The lines to be copied run from the one containing "What's the underlying" to the end of the material below; reproduce them exactly, including both ends, and nothing more.

::: Supplied information :::

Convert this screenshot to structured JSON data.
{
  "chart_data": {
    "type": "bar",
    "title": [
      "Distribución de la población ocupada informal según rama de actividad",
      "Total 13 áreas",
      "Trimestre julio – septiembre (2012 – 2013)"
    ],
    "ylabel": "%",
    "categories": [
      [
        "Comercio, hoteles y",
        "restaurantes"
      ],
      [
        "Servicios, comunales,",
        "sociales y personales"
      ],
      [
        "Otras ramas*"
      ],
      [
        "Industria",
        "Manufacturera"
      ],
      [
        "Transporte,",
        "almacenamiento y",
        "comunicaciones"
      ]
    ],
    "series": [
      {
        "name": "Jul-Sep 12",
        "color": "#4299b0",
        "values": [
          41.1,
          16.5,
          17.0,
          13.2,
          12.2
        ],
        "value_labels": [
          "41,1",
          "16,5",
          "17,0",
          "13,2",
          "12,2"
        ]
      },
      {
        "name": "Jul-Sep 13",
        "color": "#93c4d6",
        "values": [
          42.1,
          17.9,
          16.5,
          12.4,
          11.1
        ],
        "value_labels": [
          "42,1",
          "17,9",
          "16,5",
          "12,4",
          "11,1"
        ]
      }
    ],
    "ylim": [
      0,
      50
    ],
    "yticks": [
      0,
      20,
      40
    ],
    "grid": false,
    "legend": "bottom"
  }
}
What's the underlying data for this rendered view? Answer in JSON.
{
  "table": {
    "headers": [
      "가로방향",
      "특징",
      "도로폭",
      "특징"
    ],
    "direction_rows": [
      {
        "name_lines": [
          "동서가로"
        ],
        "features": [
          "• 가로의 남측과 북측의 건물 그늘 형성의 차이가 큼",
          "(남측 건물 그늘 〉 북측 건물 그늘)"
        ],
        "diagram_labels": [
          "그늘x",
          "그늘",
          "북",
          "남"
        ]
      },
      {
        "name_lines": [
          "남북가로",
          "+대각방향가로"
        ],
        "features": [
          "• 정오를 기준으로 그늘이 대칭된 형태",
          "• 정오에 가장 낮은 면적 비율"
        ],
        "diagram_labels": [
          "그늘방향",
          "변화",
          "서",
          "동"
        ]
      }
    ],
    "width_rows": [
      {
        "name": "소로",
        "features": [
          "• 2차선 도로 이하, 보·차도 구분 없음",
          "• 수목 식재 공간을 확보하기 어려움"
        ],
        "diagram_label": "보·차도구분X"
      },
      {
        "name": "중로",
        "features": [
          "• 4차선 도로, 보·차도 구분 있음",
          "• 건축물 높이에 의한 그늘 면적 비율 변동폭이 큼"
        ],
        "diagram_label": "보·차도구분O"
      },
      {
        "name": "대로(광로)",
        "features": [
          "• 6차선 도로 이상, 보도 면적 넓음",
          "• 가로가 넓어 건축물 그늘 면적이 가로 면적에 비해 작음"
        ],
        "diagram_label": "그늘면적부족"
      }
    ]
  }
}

:::

Answer to the task:
What's the underlying data for this rendered view? Answer in JSON.
{
  "table": {
    "headers": [
      "가로방향",
      "특징",
      "도로폭",
      "특징"
    ],
    "direction_rows": [
      {
        "name_lines": [
          "동서가로"
        ],
        "features": [
          "• 가로의 남측과 북측의 건물 그늘 형성의 차이가 큼",
          "(남측 건물 그늘 〉 북측 건물 그늘)"
        ],
        "diagram_labels": [
          "그늘x",
          "그늘",
          "북",
          "남"
        ]
      },
      {
        "name_lines": [
          "남북가로",
          "+대각방향가로"
        ],
        "features": [
          "• 정오를 기준으로 그늘이 대칭된 형태",
          "• 정오에 가장 낮은 면적 비율"
        ],
        "diagram_labels": [
          "그늘방향",
          "변화",
          "서",
          "동"
        ]
      }
    ],
    "width_rows": [
      {
        "name": "소로",
        "features": [
          "• 2차선 도로 이하, 보·차도 구분 없음",
          "• 수목 식재 공간을 확보하기 어려움"
        ],
        "diagram_label": "보·차도구분X"
      },
      {
        "name": "중로",
        "features": [
          "• 4차선 도로, 보·차도 구분 있음",
          "• 건축물 높이에 의한 그늘 면적 비율 변동폭이 큼"
        ],
        "diagram_label": "보·차도구분O"
      },
      {
        "name": "대로(광로)",
        "features": [
          "• 6차선 도로 이상, 보도 면적 넓음",
          "• 가로가 넓어 건축물 그늘 면적이 가로 면적에 비해 작음"
        ],
        "diagram_label": "그늘면적부족"
      }
    ]
  }
}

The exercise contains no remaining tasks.